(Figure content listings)
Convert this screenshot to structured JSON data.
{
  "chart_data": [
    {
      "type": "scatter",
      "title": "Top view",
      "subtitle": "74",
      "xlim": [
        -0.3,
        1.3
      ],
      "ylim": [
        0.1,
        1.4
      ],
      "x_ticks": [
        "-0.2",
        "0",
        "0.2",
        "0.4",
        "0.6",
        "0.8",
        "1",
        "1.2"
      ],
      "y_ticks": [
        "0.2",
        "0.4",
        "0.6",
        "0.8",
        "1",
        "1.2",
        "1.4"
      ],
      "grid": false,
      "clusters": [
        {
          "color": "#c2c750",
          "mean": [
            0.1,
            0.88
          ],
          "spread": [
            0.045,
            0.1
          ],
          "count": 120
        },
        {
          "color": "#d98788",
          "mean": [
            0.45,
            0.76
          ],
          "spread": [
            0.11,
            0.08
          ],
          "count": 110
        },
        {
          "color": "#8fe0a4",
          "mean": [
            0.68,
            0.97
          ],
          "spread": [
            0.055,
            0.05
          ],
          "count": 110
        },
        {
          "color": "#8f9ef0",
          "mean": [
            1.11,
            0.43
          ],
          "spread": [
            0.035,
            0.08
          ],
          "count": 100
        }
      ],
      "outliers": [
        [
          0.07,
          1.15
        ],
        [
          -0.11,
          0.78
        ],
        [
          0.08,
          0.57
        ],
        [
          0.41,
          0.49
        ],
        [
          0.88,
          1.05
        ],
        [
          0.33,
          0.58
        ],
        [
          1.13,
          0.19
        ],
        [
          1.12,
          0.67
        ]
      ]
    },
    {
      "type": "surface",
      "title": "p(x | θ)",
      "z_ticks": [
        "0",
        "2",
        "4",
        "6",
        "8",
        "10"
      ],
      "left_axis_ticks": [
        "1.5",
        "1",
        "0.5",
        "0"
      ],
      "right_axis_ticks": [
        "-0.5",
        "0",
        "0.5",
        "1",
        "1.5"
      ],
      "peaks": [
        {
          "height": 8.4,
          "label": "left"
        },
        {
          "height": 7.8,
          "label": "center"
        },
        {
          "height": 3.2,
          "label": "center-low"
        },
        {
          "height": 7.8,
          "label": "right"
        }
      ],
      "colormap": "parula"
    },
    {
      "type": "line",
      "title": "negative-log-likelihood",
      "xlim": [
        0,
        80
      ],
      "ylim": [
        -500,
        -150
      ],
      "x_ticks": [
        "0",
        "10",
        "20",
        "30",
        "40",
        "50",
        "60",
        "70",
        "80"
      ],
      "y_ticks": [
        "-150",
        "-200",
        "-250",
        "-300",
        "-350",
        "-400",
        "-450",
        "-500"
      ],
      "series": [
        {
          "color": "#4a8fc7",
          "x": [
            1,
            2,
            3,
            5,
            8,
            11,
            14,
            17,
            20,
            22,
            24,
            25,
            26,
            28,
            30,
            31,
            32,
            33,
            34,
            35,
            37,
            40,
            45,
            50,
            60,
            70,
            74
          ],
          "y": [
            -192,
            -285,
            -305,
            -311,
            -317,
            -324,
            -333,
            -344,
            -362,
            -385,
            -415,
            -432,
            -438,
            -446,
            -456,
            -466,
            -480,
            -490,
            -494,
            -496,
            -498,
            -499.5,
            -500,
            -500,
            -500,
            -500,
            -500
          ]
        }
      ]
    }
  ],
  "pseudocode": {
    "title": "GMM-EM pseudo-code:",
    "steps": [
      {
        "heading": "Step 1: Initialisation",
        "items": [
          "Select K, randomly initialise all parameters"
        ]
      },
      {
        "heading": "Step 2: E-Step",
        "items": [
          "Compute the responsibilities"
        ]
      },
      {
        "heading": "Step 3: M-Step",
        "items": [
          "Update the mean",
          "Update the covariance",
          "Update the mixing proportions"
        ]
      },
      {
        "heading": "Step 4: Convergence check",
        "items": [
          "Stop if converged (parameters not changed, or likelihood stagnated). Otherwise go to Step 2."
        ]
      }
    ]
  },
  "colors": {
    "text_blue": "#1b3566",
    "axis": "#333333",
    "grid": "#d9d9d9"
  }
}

▸ **WHAT YOU ARE ASKED TO DO**: Pull out every line in the data above that has the word "likelihood".

▸ **REPLY**:
      "title": "negative-log-likelihood",
          "Stop if converged (parameters not changed, or likelihood stagnated). Otherwise go to Step 2."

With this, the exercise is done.